Which lines contain the word "información"? Return each of them as written.

>> begin Given entries

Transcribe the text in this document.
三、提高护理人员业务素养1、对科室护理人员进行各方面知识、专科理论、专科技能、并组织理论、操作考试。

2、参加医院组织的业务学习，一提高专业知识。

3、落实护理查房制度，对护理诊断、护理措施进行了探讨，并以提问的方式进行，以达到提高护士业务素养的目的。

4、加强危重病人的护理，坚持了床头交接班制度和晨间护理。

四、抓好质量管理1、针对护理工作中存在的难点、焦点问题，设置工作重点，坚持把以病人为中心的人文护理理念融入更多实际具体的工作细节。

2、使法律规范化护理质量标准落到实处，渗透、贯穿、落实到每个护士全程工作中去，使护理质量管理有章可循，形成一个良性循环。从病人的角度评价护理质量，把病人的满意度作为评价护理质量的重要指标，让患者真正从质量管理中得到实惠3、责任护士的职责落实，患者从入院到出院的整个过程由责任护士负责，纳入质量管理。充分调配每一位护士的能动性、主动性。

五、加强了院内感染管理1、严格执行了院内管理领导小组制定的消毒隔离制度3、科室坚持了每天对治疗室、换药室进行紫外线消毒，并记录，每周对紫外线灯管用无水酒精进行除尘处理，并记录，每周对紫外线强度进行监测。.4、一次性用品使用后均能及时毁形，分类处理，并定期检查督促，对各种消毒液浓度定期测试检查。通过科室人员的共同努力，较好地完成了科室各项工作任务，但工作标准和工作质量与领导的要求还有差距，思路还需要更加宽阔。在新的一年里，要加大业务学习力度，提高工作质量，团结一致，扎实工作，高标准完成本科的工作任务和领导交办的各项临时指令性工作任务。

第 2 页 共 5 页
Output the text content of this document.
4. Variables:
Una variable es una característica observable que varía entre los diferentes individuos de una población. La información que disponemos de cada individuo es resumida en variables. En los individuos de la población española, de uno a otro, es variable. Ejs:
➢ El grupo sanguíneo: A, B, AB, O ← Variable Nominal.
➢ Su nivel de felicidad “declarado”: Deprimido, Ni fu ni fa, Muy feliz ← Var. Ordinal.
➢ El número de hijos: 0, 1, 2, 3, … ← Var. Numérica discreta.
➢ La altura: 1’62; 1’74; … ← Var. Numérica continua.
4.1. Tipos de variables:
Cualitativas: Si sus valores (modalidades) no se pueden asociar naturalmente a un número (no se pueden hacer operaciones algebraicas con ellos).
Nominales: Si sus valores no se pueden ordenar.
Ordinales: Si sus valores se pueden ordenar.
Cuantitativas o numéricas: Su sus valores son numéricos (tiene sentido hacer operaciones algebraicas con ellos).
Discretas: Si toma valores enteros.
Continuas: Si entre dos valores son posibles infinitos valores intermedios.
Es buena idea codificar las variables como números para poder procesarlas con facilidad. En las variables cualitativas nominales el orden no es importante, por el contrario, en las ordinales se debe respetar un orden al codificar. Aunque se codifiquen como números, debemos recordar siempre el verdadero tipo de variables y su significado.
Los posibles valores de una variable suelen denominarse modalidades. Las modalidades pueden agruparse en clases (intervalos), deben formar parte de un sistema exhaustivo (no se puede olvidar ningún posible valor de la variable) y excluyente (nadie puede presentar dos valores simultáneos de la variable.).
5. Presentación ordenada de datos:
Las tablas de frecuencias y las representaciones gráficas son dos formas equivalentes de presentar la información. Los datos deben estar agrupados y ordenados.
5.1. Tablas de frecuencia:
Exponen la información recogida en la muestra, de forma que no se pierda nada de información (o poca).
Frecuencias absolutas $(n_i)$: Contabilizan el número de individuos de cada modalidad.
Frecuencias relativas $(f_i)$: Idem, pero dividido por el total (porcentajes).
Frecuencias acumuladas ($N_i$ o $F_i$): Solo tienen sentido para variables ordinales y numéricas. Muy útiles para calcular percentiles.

>> end Given entries

■ **Right answer**:
Una variable es una característica observable que varía entre los diferentes individuos de una población. La información que disponemos de cada individuo es resumida en variables. En los individuos de la población española, de uno a otro, es variable. Ejs:
Las tablas de frecuencias y las representaciones gráficas son dos formas equivalentes de presentar la información. Los datos deben estar agrupados y ordenados.
Exponen la información recogida en la muestra, de forma que no se pierda nada de información (o poca).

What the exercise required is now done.